▶ **正文段落**

· · · ·

HDFS 磁盘写及balance

1. HDFS写策略

第一复本写本地, 第二复本写其他机架, 第三复本写其他机架的不同节点
目的: 尽可能地容灾, 不仅防止单台机器宕机, 也防止整个机架异常; 同时保证写的速度 (本地更快)

  • The class is responsible for choosing the desired number of targets for placing block replicas.
  • The replica placement strategy is that if the writer is on a datanode, the 1st replica is placed on the local machine, otherwise a random datanode.
  • The 2nd replica is placed on a datanode that is on a different rack.
  • The 3rd replica is placed on a datanode which is on a different node of the rack as the second replica.

1.1. 本地偏好配置

dfs.namenode.block-placement-policy.default.prefer-local-node
默认为true, 当存在本地put操作时, 优先选择本机, 最终结果是本机datanode存储使用率高

Controls how the default block placement policy places the first replica of a block. When true, it will prefer the node where the client is running. When false, it will prefer a node in the same rack as the client. Setting to false avoids situations where entire copies of large files end up on a single node, thus creating hotspots.

· · · ·

▶ **操作要求**
1) 将《HDFS 磁盘写及balance》一文中从“第一复本写本地, 第二复本写其他机架, 第三复本写其他机架的不同节点”到“a random datanode.”这一段重新写出，并把其中的“宕机”更新为“故障”。
2) 根据《HDFS 磁盘写及balance》一文，配置项 dfs.namenode.block-placement-policy.default.prefer-local-node 的默认值是什么？

▶ **所示数据**

· · · ·

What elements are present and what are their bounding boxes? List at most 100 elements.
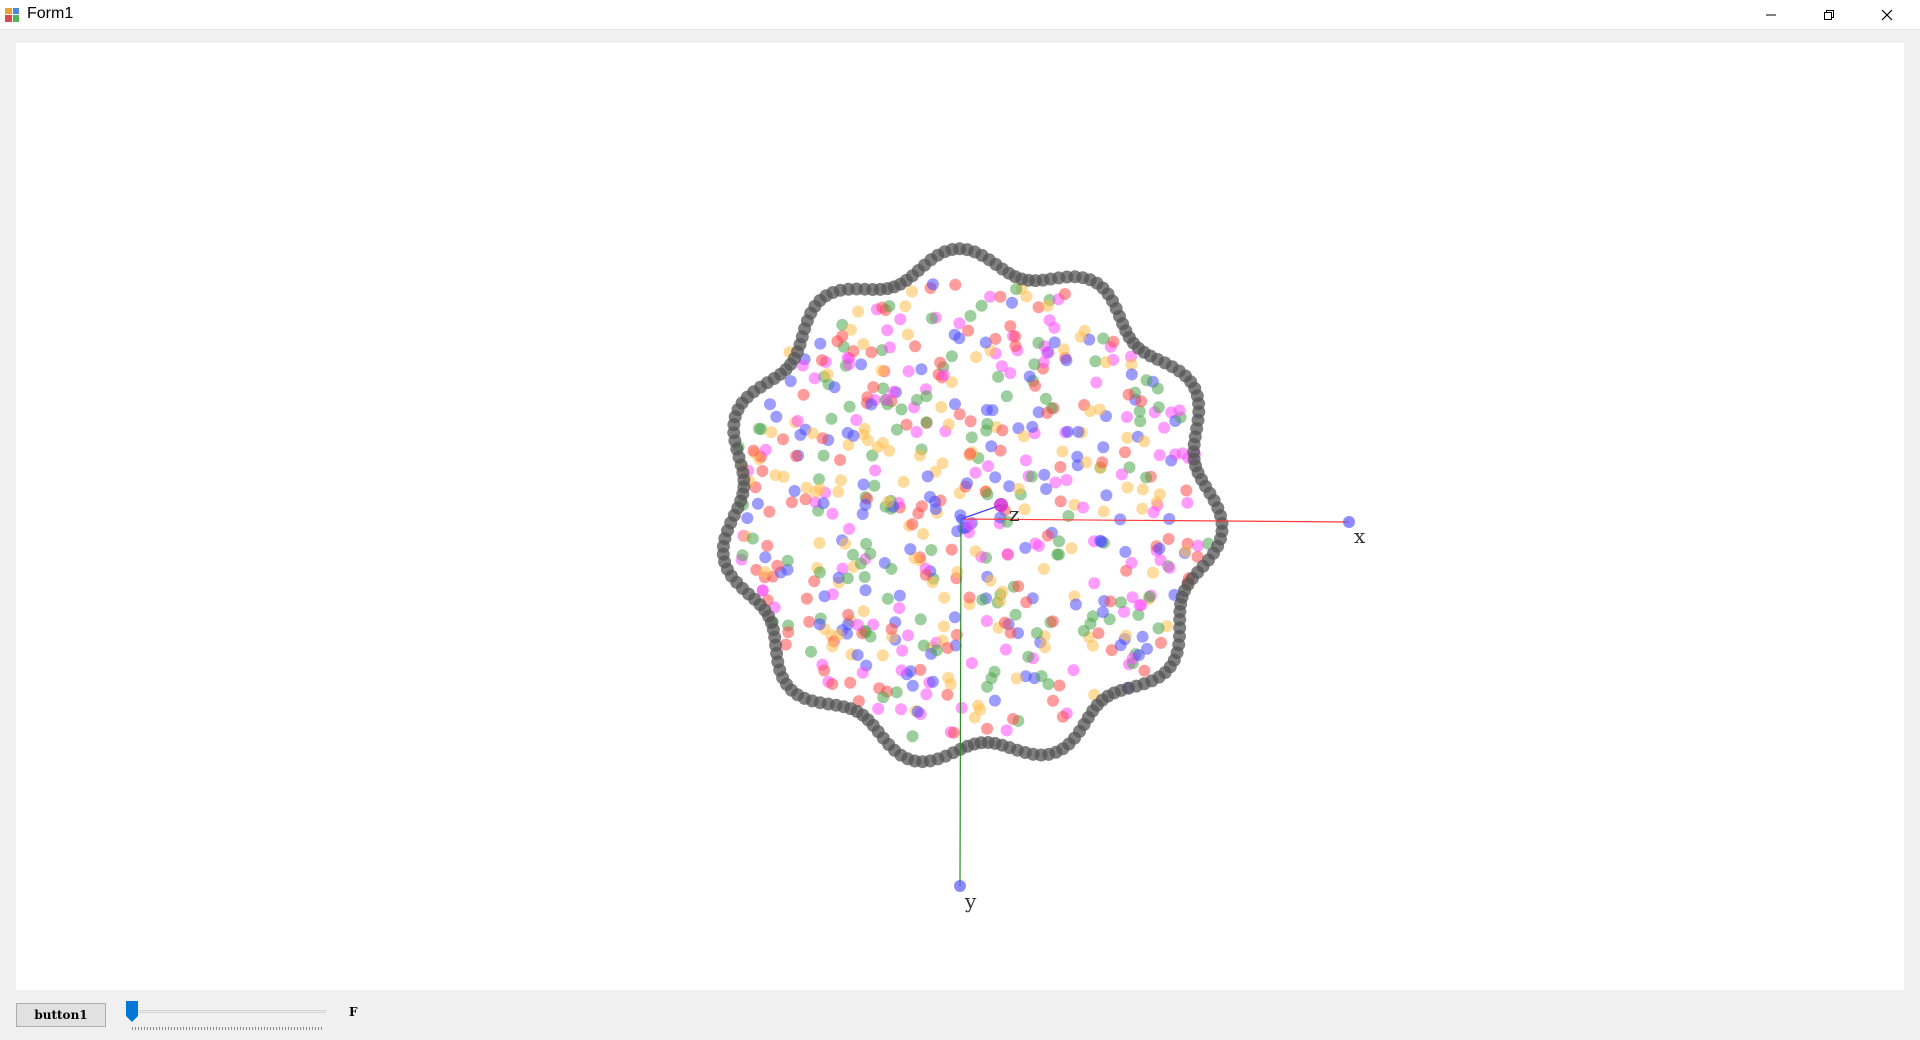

· · · ·

▶ **问题解答**
1)
第一复本写本地, 第二复本写其他机架, 第三复本写其他机架的不同节点
目的: 尽可能地容灾, 不仅防止单台机器故障, 也防止整个机架异常; 同时保证写的速度 (本地更快)

  • The class is responsible for choosing the desired number of targets for placing block replicas.
  • The replica placement strategy is that if the writer is on a datanode, the 1st replica is placed on the local machine, otherwise a random datanode.

2) 默认为 true。